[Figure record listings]

◆ ◆ ◆ ◆ ◆ ◆ ◆

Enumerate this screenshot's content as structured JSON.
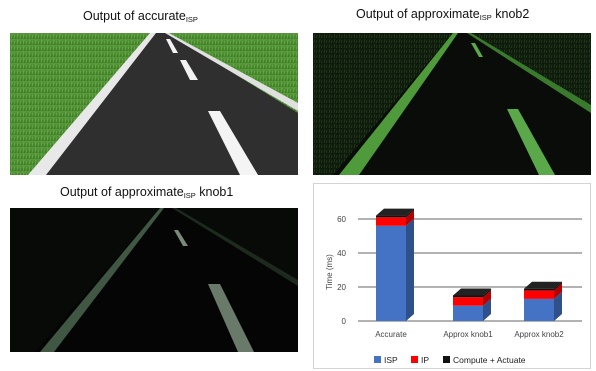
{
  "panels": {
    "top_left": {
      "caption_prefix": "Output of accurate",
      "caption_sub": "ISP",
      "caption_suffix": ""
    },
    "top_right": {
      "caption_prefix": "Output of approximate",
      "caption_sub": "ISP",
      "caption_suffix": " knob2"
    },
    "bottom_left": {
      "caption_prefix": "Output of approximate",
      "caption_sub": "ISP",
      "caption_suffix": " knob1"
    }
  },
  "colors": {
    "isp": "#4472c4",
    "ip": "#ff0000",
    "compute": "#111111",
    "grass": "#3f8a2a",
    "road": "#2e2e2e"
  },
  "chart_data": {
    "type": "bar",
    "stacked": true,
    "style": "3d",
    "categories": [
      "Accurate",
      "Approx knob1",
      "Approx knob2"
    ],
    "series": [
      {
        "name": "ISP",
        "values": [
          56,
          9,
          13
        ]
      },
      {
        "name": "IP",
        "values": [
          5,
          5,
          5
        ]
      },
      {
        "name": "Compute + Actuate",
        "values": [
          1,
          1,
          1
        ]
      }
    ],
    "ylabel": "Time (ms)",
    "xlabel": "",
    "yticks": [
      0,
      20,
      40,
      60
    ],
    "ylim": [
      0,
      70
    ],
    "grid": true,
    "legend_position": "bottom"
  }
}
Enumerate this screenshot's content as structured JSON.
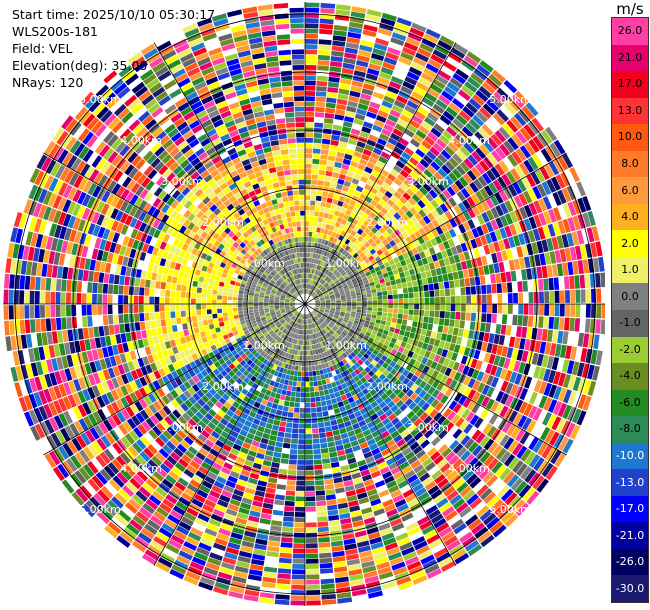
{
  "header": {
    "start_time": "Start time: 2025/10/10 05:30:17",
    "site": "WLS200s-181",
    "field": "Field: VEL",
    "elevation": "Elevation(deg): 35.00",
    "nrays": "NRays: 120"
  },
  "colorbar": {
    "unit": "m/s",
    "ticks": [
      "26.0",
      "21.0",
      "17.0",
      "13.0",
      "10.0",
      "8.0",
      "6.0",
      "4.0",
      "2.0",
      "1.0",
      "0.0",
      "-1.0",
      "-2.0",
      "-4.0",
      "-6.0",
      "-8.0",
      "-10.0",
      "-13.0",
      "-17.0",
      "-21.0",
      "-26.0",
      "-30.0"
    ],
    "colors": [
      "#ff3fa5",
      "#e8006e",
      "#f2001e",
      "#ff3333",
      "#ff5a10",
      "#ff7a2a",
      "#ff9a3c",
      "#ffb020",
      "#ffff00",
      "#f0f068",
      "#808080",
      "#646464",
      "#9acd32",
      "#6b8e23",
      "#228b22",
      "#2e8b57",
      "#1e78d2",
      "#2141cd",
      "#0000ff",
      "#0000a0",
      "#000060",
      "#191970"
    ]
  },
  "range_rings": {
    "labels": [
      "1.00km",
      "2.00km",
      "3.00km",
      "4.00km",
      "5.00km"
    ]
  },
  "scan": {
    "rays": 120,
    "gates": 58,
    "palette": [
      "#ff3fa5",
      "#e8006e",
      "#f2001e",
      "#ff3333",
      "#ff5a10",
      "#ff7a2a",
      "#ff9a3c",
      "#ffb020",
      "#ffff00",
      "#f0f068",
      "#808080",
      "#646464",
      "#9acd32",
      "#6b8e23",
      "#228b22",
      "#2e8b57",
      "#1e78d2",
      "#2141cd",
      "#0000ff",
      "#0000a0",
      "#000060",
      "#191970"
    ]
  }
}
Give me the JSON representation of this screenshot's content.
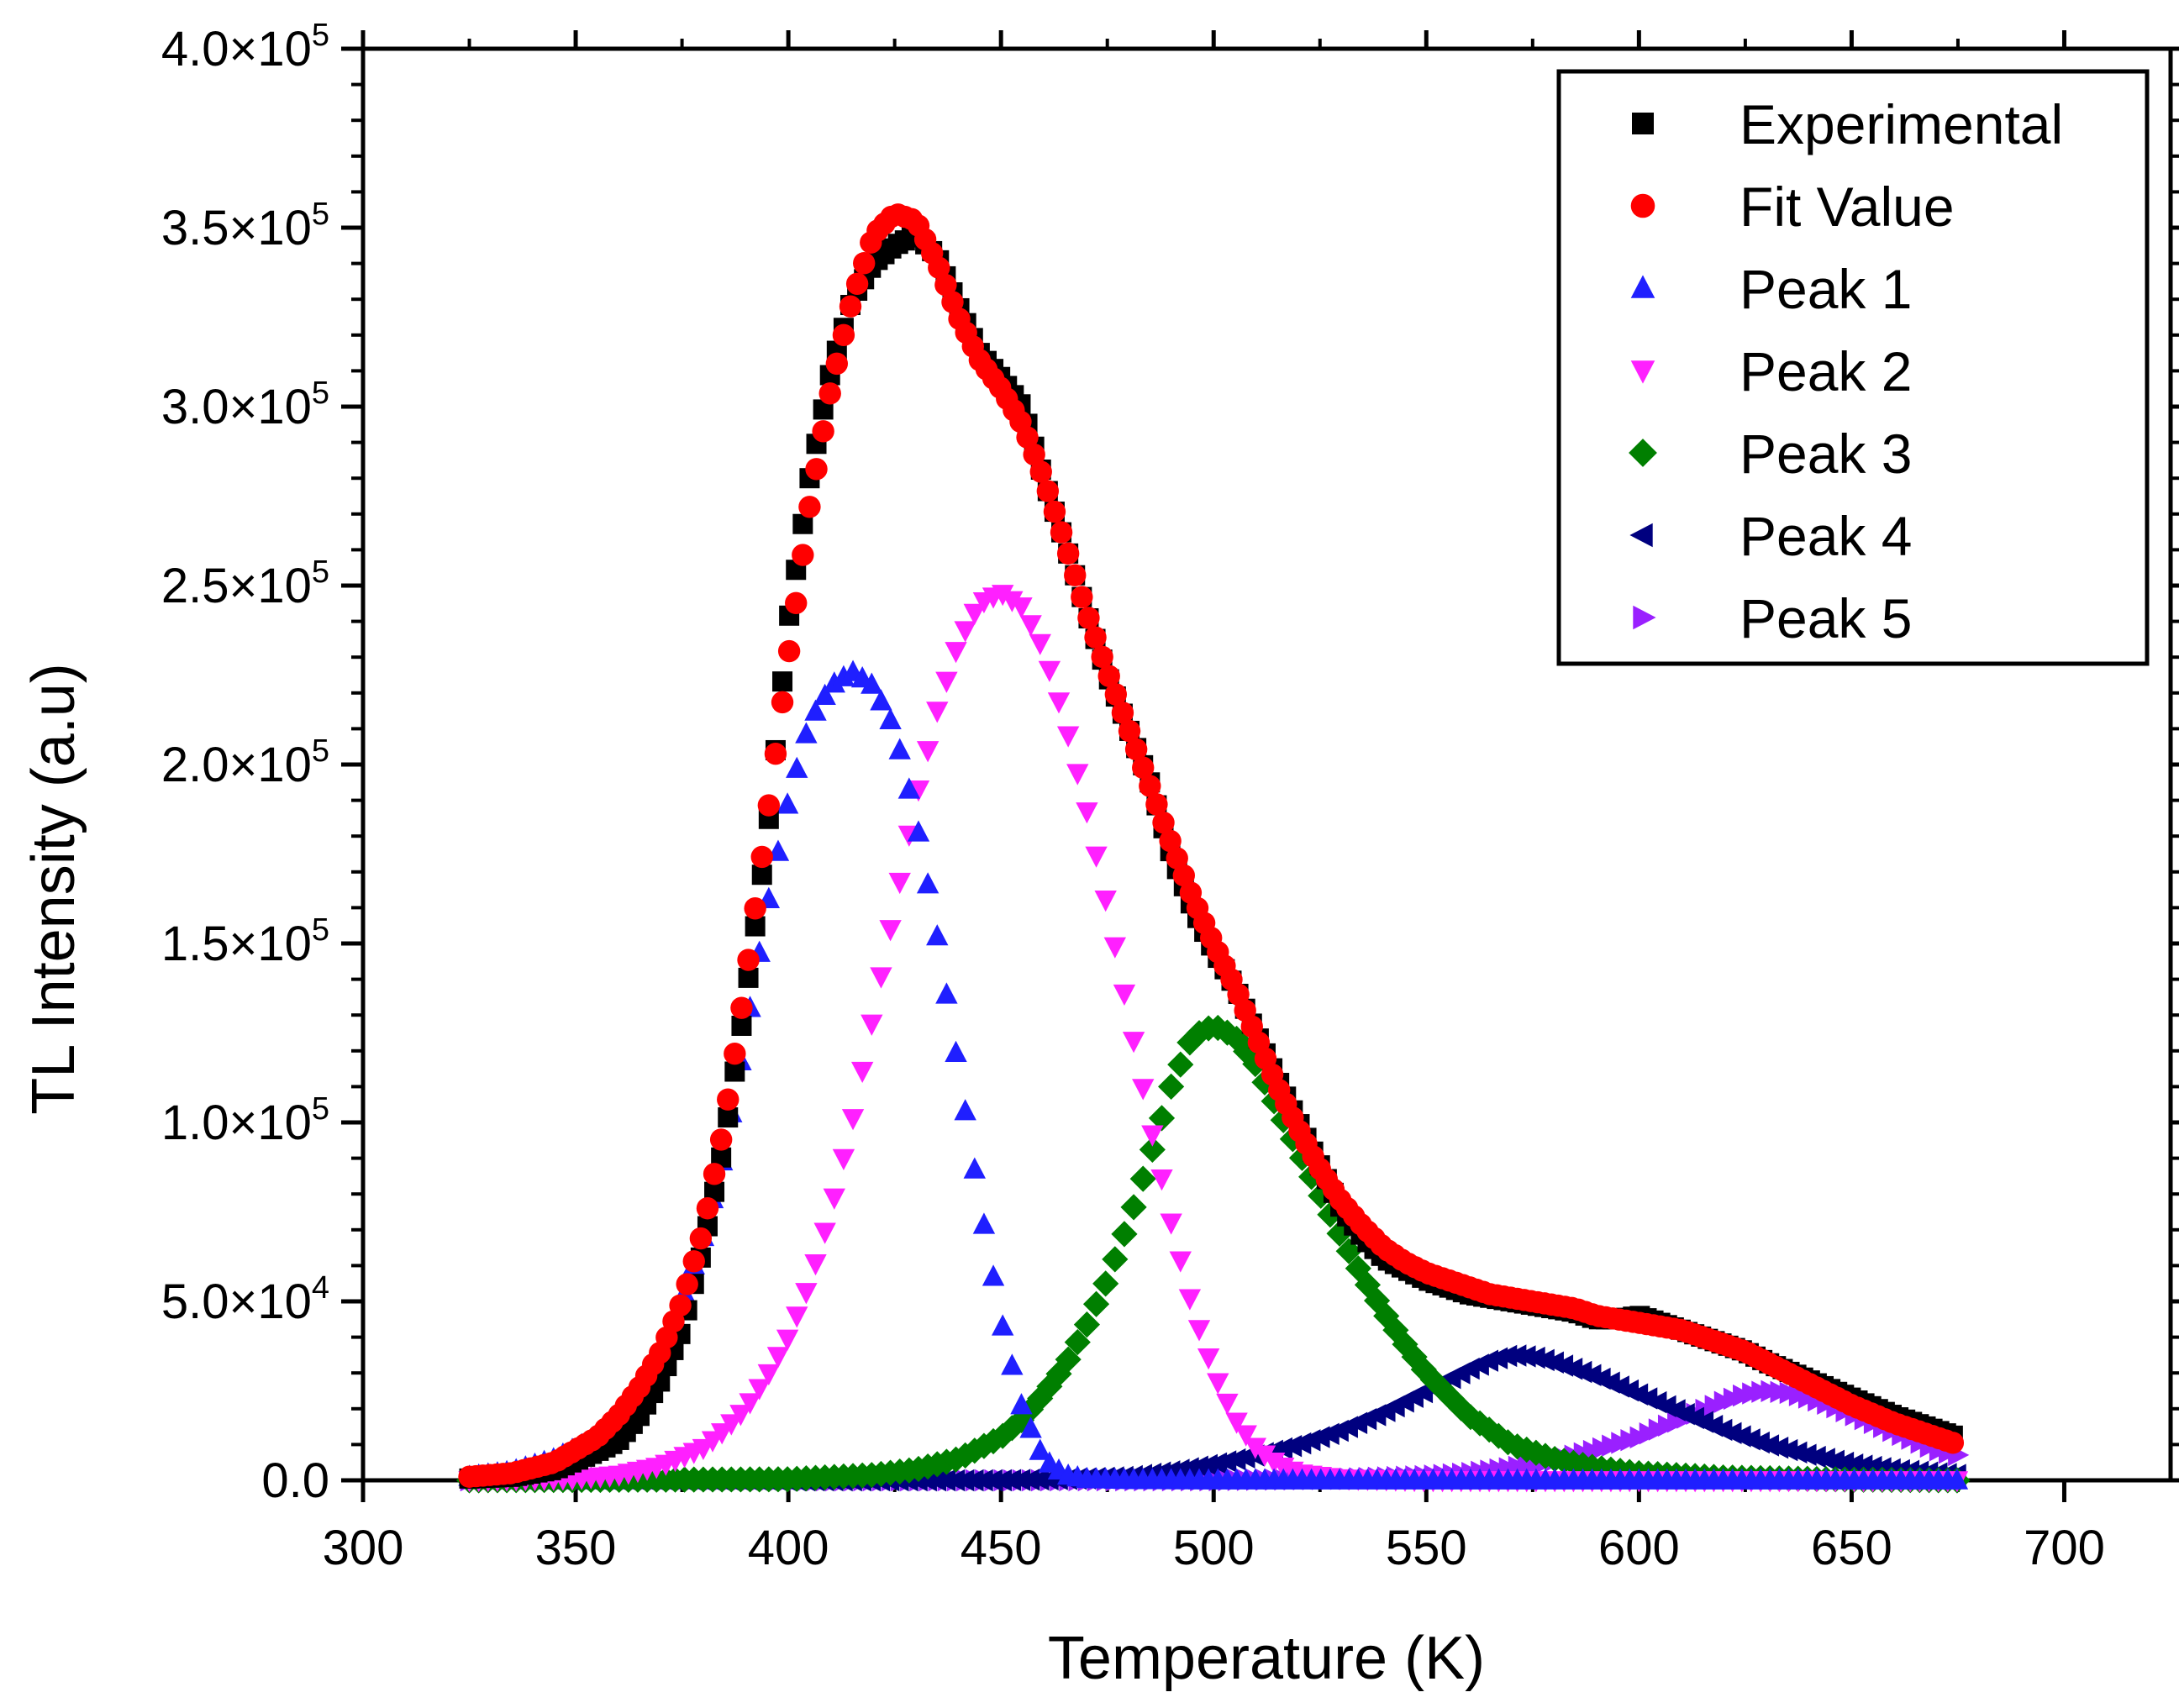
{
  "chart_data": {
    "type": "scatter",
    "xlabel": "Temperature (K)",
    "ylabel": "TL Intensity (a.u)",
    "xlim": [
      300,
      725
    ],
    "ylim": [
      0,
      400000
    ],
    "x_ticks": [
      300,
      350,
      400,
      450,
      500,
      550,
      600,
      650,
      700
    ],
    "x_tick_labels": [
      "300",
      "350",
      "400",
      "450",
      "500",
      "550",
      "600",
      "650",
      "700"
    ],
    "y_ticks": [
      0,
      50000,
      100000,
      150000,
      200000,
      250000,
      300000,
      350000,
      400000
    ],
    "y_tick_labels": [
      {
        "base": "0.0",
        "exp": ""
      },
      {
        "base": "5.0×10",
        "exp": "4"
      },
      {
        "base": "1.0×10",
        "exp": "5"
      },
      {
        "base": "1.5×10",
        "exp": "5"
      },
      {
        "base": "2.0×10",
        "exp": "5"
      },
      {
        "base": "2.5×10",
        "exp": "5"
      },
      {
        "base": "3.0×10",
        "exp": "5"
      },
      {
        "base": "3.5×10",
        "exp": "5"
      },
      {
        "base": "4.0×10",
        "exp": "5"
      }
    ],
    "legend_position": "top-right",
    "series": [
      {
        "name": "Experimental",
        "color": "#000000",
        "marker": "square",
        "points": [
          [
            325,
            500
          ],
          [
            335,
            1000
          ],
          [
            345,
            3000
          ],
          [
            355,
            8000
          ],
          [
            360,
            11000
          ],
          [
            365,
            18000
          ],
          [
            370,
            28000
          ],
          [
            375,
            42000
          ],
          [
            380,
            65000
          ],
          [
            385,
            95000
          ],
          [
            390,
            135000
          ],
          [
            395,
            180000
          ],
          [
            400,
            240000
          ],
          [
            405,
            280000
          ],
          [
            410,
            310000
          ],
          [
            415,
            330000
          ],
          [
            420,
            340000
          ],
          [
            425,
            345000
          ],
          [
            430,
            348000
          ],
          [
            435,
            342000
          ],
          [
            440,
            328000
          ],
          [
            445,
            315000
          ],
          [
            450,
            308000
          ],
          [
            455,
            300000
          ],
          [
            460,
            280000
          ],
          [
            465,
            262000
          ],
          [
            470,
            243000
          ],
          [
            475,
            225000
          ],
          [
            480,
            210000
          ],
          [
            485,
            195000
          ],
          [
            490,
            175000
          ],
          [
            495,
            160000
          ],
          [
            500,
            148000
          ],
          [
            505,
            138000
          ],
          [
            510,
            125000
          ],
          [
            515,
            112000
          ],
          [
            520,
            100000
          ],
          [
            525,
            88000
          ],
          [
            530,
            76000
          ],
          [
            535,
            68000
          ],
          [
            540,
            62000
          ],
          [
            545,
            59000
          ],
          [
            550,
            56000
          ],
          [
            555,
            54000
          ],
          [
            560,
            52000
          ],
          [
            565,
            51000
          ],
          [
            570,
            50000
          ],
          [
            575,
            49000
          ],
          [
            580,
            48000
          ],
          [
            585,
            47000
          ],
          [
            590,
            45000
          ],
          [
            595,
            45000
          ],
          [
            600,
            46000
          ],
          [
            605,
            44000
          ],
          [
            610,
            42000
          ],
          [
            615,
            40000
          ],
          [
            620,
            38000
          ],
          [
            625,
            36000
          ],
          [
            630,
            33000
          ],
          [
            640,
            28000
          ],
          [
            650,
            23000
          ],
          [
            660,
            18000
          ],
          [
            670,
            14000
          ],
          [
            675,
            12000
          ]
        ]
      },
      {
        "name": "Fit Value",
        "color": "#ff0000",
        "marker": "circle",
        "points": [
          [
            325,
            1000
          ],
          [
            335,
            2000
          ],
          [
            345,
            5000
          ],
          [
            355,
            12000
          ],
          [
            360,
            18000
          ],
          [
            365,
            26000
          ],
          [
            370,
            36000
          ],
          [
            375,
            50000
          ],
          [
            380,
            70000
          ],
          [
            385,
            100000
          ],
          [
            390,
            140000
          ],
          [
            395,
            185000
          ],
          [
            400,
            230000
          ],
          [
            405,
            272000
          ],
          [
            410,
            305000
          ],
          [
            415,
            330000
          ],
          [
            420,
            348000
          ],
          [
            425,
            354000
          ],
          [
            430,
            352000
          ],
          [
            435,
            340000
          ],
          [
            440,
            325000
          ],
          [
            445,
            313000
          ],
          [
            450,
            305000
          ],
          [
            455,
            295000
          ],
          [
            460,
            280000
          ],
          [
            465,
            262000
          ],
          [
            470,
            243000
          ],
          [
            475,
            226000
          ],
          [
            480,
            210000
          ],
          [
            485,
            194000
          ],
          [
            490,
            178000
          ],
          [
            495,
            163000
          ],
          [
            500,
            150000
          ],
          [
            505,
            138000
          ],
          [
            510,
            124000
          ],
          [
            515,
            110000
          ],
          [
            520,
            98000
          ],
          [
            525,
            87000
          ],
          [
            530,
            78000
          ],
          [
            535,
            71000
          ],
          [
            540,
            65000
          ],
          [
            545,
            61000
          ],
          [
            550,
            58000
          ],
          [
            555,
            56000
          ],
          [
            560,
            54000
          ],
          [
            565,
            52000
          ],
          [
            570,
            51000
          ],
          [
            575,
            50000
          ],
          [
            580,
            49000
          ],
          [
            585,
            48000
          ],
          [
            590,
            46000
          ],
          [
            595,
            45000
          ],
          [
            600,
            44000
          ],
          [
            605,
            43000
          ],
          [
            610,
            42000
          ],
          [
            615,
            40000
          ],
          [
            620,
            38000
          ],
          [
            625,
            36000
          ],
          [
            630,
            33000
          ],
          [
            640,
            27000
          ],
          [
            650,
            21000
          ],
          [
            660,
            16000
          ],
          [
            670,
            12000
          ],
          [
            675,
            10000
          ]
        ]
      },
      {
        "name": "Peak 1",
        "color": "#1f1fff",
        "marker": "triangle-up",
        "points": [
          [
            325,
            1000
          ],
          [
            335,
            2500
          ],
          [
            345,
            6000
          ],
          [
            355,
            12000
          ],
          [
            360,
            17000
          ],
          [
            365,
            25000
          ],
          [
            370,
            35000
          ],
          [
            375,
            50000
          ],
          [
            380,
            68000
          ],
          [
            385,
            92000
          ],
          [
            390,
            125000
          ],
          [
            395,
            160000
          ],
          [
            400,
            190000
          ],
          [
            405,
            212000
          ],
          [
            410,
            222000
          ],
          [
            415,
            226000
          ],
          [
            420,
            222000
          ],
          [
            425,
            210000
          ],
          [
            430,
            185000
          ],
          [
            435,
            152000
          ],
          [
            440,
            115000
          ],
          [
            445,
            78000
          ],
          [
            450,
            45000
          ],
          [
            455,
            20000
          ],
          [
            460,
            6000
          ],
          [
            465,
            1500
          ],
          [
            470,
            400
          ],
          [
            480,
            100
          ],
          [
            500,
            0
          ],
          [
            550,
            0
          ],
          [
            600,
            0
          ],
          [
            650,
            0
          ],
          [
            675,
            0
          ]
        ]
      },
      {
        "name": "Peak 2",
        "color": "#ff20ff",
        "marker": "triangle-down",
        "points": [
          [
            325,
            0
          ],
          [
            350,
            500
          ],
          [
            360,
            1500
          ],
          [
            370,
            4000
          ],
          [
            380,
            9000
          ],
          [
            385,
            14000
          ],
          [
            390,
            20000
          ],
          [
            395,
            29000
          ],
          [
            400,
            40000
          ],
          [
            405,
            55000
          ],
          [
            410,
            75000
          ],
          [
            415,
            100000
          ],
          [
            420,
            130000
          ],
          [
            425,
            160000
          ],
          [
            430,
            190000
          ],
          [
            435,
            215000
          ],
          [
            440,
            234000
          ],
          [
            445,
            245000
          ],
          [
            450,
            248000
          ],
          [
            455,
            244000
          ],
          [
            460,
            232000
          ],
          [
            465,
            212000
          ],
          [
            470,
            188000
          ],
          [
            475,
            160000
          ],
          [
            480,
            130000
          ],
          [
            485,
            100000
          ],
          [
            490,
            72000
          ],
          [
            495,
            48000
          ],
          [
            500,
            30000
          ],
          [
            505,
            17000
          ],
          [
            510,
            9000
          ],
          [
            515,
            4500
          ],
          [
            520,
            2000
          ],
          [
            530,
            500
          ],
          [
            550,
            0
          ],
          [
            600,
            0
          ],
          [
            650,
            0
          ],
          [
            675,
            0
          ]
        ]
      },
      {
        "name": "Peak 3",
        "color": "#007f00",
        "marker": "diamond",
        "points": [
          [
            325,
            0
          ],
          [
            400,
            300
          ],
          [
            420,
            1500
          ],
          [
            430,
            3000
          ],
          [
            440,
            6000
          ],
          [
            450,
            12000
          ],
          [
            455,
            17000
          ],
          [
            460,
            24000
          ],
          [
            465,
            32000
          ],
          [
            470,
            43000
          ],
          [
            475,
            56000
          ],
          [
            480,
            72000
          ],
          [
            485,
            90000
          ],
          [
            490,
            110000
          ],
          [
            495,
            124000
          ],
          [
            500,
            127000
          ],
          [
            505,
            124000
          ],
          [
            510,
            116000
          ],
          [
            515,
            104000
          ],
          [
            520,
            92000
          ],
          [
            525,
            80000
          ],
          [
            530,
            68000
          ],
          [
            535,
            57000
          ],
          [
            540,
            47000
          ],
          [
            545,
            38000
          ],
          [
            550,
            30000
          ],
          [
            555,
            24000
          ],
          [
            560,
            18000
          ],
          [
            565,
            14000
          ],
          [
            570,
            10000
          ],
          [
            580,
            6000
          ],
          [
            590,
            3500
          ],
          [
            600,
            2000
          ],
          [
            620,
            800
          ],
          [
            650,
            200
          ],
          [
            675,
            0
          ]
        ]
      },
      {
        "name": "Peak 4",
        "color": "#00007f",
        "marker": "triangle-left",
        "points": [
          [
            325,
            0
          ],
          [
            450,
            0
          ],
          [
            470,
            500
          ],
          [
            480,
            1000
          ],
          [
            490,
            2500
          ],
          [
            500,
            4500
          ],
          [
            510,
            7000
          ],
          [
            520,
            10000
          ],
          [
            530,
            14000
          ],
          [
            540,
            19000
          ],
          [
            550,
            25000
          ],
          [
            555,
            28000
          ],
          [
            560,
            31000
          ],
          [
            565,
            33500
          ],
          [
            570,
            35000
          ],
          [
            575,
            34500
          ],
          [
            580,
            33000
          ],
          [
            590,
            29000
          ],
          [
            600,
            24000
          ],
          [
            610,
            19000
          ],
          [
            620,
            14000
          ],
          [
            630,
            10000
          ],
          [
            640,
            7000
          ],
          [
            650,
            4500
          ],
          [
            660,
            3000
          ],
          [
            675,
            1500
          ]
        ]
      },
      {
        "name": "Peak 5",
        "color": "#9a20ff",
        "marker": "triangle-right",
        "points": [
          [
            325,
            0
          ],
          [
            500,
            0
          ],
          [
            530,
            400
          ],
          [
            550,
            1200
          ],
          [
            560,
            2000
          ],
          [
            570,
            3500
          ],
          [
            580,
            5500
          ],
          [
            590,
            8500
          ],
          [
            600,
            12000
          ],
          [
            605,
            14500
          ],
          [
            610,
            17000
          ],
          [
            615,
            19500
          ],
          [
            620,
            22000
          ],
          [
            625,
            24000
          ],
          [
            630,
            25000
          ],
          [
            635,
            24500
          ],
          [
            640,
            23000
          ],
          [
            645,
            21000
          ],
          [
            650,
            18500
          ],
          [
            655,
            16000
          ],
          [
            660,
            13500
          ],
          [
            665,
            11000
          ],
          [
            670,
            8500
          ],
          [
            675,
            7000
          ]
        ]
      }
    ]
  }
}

◆ ◆ ◆ ◆ ◆ ◆ ◆

§ Exercise description: Work out how many lines of the listing above include the word "ylabel". Reply with nothing but the count.

§ Full answer: 2